[Stored records]
»»

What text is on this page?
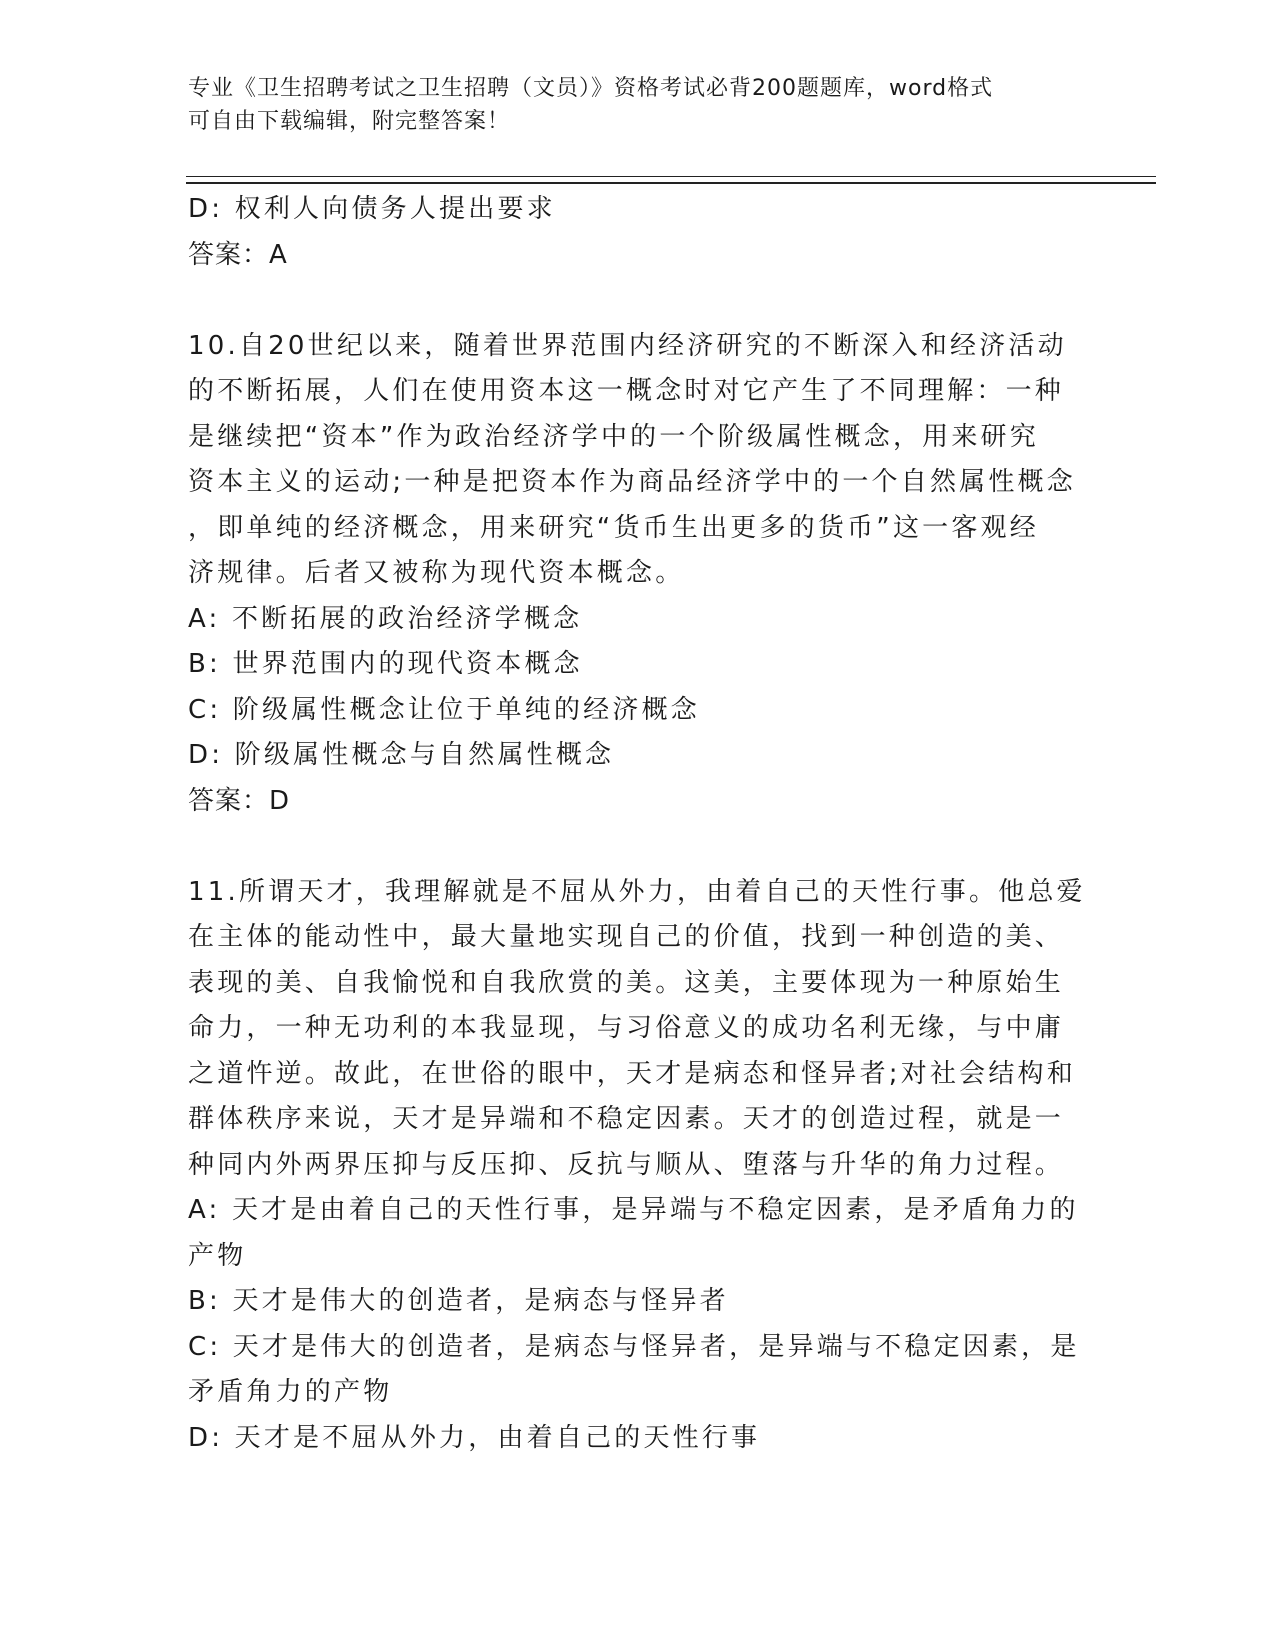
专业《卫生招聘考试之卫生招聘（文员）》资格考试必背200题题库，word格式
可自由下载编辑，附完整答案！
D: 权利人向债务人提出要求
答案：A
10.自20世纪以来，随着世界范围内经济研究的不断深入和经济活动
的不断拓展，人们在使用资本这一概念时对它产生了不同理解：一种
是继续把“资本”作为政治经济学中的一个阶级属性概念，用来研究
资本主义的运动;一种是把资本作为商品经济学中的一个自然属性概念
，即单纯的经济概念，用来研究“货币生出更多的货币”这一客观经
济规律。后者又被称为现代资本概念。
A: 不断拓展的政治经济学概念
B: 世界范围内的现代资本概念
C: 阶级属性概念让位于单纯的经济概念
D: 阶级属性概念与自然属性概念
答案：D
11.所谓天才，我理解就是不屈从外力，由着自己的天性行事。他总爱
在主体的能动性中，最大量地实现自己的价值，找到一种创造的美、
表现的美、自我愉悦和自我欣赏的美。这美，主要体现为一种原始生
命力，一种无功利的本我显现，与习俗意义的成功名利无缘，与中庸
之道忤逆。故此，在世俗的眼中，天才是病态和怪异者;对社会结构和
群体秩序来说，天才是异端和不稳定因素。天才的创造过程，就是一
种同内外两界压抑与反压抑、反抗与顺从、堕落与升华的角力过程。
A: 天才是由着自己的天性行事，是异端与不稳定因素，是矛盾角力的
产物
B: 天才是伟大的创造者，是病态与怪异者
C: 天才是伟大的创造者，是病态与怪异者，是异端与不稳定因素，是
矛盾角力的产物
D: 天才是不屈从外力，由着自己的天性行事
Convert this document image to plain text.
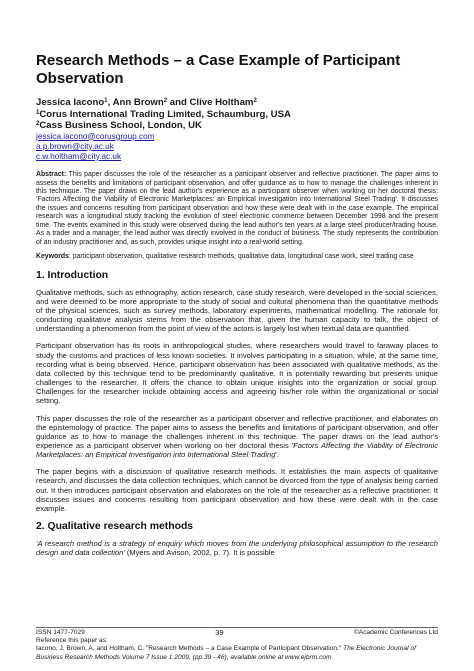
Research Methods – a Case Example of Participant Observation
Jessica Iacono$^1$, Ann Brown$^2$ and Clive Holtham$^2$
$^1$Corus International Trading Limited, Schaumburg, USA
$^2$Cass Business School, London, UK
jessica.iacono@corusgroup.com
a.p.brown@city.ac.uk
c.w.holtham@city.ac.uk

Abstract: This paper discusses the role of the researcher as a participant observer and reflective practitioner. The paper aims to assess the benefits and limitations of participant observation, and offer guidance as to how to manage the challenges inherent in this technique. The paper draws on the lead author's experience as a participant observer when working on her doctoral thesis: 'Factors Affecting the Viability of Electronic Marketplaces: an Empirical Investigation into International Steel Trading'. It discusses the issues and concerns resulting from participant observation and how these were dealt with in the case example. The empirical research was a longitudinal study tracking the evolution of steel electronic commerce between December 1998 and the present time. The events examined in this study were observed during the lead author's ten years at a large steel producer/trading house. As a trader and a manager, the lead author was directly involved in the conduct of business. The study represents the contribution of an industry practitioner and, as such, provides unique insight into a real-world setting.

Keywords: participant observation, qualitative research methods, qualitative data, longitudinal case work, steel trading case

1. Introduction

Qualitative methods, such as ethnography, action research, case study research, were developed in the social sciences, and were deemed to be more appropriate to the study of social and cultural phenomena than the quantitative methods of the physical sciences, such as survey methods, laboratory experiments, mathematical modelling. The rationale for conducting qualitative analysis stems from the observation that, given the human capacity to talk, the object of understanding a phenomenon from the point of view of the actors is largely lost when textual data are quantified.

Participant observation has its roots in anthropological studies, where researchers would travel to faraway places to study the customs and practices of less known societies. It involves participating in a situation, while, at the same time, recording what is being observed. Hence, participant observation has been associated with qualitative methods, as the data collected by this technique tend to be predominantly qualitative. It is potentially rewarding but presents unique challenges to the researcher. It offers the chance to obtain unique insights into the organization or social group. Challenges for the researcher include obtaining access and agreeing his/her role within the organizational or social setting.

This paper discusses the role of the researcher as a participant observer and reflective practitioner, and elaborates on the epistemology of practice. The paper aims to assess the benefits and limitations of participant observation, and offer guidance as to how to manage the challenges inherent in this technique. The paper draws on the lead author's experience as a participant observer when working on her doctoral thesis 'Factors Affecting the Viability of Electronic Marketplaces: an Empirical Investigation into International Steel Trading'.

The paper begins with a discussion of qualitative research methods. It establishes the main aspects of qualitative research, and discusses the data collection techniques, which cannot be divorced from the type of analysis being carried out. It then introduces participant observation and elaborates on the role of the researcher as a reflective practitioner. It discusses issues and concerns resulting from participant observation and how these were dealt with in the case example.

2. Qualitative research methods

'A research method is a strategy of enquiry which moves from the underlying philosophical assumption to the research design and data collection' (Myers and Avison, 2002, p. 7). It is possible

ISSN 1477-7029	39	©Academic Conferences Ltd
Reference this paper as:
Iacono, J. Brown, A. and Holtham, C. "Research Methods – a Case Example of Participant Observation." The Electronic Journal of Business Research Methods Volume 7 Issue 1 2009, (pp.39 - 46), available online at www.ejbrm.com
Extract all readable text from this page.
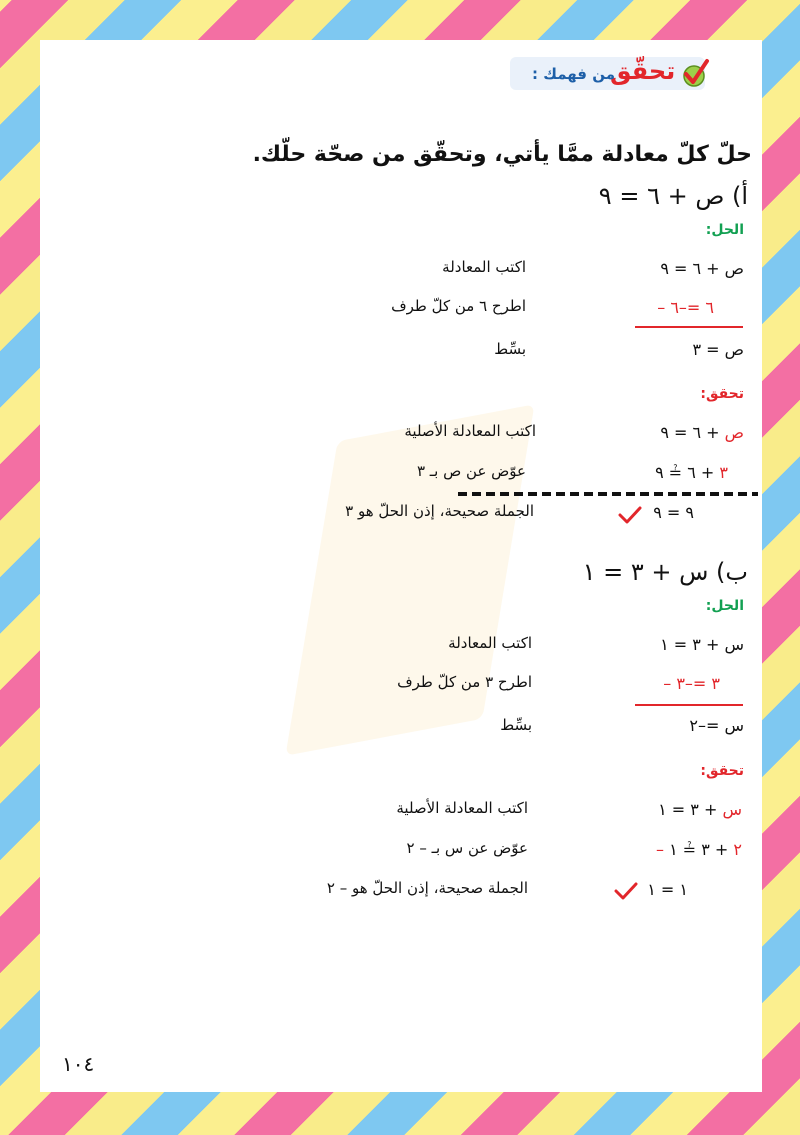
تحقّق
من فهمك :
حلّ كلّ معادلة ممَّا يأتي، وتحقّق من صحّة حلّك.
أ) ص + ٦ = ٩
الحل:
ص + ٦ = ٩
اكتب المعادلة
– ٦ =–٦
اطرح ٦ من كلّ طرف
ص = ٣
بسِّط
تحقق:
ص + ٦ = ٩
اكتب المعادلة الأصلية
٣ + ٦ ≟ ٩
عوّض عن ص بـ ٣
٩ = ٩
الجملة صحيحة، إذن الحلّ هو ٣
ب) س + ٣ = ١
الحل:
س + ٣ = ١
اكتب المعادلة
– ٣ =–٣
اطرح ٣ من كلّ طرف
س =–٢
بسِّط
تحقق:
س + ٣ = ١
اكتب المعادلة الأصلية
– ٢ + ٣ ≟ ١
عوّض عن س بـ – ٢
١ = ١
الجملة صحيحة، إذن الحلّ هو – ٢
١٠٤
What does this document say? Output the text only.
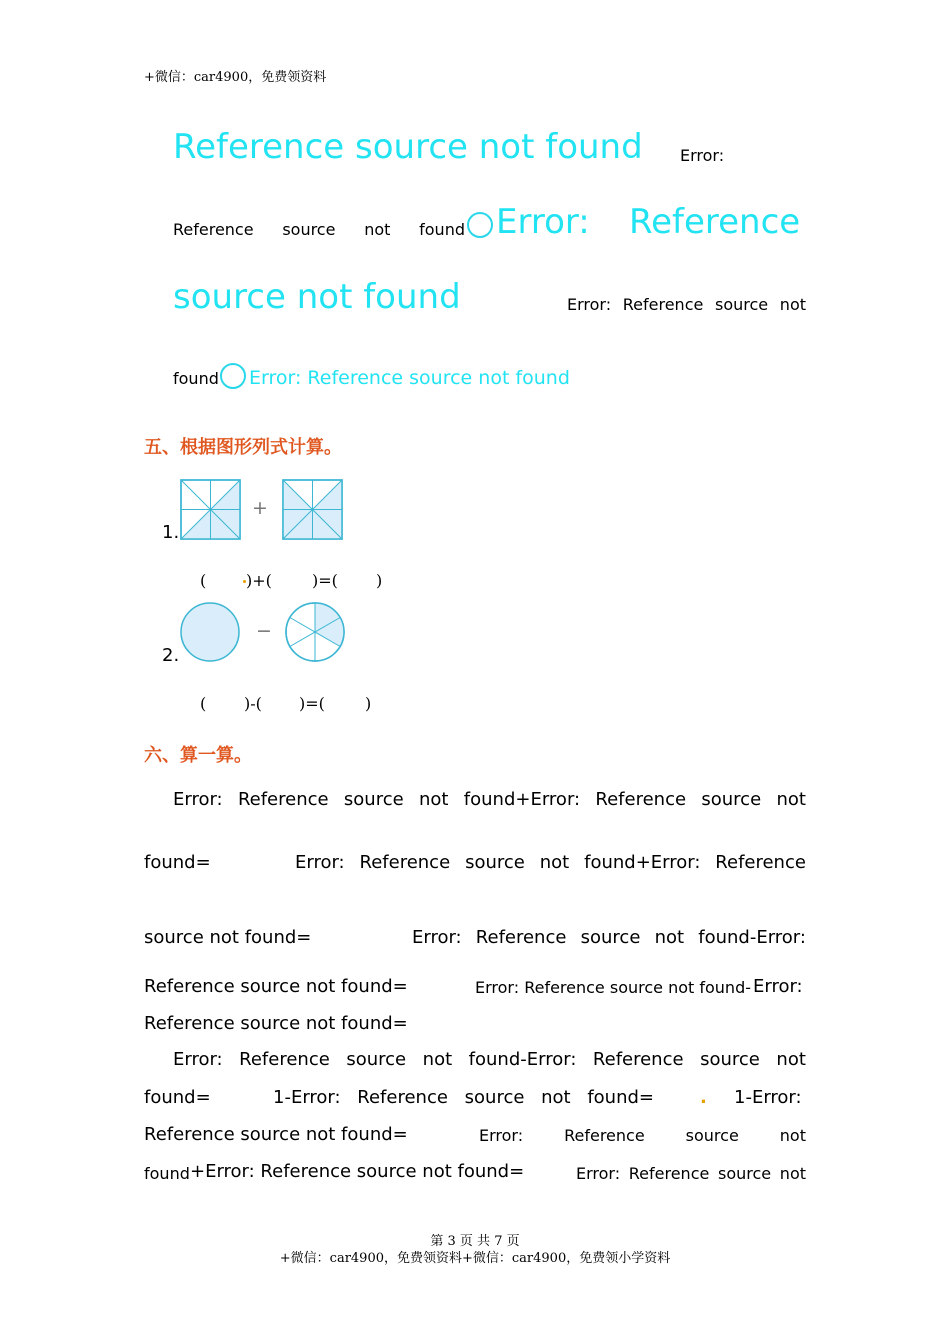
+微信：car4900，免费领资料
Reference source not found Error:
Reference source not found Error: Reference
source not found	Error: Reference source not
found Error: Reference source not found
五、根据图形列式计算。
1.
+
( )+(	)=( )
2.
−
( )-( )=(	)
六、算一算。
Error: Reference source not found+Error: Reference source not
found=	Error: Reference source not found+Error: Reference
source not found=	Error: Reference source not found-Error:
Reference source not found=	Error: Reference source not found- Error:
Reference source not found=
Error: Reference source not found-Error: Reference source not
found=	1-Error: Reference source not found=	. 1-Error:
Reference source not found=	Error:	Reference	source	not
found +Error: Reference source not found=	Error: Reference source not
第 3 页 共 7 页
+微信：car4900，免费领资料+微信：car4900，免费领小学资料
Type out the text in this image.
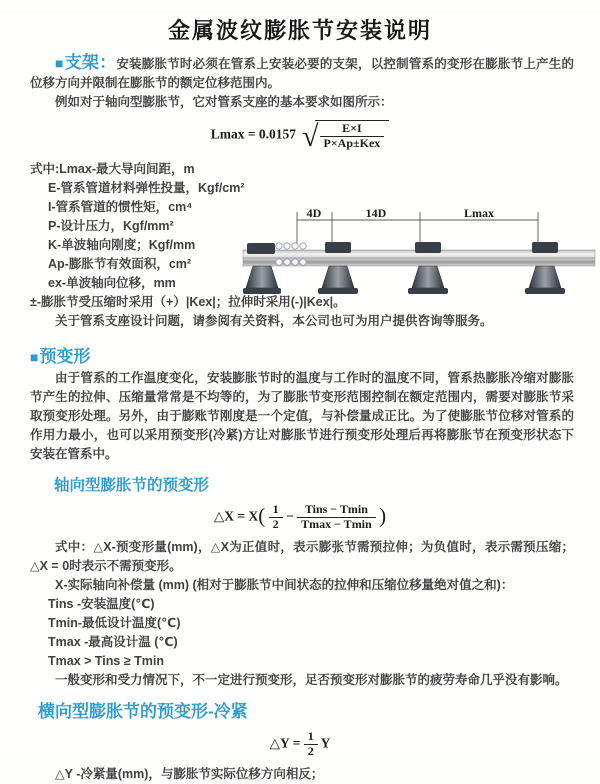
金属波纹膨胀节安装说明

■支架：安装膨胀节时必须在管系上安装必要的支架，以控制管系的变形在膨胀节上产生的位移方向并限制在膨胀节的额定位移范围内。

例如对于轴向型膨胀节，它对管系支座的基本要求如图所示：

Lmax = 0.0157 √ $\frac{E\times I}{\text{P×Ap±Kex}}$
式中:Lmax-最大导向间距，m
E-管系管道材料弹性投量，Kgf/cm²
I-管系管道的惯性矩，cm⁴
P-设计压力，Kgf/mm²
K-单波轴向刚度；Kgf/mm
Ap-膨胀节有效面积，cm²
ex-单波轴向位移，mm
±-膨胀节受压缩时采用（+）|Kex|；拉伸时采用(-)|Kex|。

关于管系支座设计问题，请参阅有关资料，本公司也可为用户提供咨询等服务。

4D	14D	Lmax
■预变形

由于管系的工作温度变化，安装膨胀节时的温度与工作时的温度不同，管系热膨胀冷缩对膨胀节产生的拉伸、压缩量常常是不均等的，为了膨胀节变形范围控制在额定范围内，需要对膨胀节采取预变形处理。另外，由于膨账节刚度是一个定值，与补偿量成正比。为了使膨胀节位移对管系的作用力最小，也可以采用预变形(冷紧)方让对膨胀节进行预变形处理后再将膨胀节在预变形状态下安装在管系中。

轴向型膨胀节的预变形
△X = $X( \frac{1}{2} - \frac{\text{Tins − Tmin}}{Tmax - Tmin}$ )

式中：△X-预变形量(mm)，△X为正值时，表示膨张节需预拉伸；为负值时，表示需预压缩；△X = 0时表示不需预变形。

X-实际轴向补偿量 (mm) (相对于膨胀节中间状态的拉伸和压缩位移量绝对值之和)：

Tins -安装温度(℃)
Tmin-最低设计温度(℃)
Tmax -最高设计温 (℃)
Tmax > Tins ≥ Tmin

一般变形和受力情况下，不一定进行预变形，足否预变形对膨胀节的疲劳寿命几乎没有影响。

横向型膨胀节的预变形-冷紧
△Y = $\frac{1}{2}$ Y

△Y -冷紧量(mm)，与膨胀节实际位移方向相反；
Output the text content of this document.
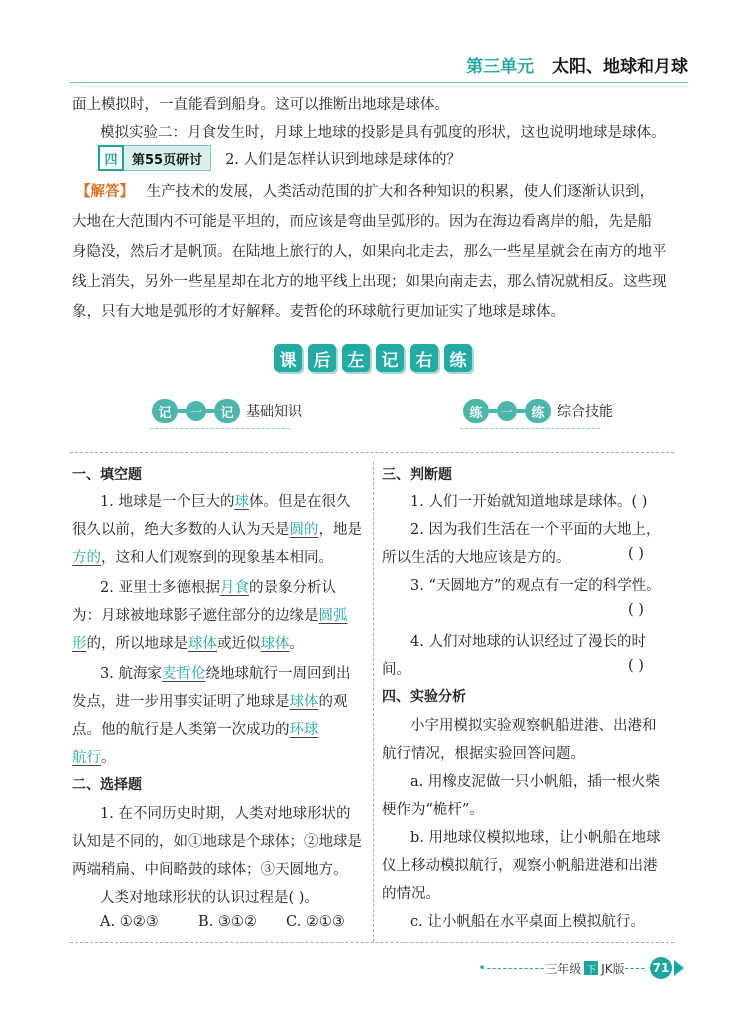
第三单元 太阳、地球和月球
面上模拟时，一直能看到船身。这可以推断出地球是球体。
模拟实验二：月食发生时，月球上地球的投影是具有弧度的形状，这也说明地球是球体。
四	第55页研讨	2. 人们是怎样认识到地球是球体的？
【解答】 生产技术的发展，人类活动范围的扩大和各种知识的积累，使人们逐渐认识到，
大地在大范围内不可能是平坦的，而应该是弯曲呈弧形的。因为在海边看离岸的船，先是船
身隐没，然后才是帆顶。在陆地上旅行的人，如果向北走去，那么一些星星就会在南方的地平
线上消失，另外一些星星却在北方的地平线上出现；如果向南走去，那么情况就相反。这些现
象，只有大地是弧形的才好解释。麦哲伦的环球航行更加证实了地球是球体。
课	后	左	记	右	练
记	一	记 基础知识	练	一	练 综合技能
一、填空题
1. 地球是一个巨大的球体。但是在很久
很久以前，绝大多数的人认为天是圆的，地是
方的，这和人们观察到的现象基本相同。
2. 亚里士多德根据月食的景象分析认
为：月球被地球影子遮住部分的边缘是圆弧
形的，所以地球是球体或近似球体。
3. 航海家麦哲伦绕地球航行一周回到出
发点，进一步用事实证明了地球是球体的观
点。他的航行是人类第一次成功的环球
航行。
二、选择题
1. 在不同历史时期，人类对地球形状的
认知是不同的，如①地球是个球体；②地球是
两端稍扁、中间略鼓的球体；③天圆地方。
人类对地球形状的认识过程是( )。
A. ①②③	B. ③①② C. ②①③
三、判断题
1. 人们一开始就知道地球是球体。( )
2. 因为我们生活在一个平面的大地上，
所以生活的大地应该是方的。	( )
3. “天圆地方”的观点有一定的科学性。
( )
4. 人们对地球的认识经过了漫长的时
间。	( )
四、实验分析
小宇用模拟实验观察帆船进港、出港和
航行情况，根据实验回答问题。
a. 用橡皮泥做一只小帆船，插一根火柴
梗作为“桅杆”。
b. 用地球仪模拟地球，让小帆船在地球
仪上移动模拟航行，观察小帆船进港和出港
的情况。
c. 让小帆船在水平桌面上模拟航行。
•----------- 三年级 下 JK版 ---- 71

««

▶ Requirements:
Write out, exactly, each line from the one containing "Output the text content of this document." down to the final line of the data above. Both of those lines count, and the pictures are left out.

▶ Task solution:
Output the text content of this document.
第三单元 太阳、地球和月球
面上模拟时，一直能看到船身。这可以推断出地球是球体。
模拟实验二：月食发生时，月球上地球的投影是具有弧度的形状，这也说明地球是球体。
四	第55页研讨	2. 人们是怎样认识到地球是球体的？
【解答】 生产技术的发展，人类活动范围的扩大和各种知识的积累，使人们逐渐认识到，
大地在大范围内不可能是平坦的，而应该是弯曲呈弧形的。因为在海边看离岸的船，先是船
身隐没，然后才是帆顶。在陆地上旅行的人，如果向北走去，那么一些星星就会在南方的地平
线上消失，另外一些星星却在北方的地平线上出现；如果向南走去，那么情况就相反。这些现
象，只有大地是弧形的才好解释。麦哲伦的环球航行更加证实了地球是球体。
课	后	左	记	右	练
记	一	记 基础知识	练	一	练 综合技能
一、填空题
1. 地球是一个巨大的球体。但是在很久
很久以前，绝大多数的人认为天是圆的，地是
方的，这和人们观察到的现象基本相同。
2. 亚里士多德根据月食的景象分析认
为：月球被地球影子遮住部分的边缘是圆弧
形的，所以地球是球体或近似球体。
3. 航海家麦哲伦绕地球航行一周回到出
发点，进一步用事实证明了地球是球体的观
点。他的航行是人类第一次成功的环球
航行。
二、选择题
1. 在不同历史时期，人类对地球形状的
认知是不同的，如①地球是个球体；②地球是
两端稍扁、中间略鼓的球体；③天圆地方。
人类对地球形状的认识过程是( )。
A. ①②③	B. ③①② C. ②①③
三、判断题
1. 人们一开始就知道地球是球体。( )
2. 因为我们生活在一个平面的大地上，
所以生活的大地应该是方的。	( )
3. “天圆地方”的观点有一定的科学性。
( )
4. 人们对地球的认识经过了漫长的时
间。	( )
四、实验分析
小宇用模拟实验观察帆船进港、出港和
航行情况，根据实验回答问题。
a. 用橡皮泥做一只小帆船，插一根火柴
梗作为“桅杆”。
b. 用地球仪模拟地球，让小帆船在地球
仪上移动模拟航行，观察小帆船进港和出港
的情况。
c. 让小帆船在水平桌面上模拟航行。
•----------- 三年级 下 JK版 ---- 71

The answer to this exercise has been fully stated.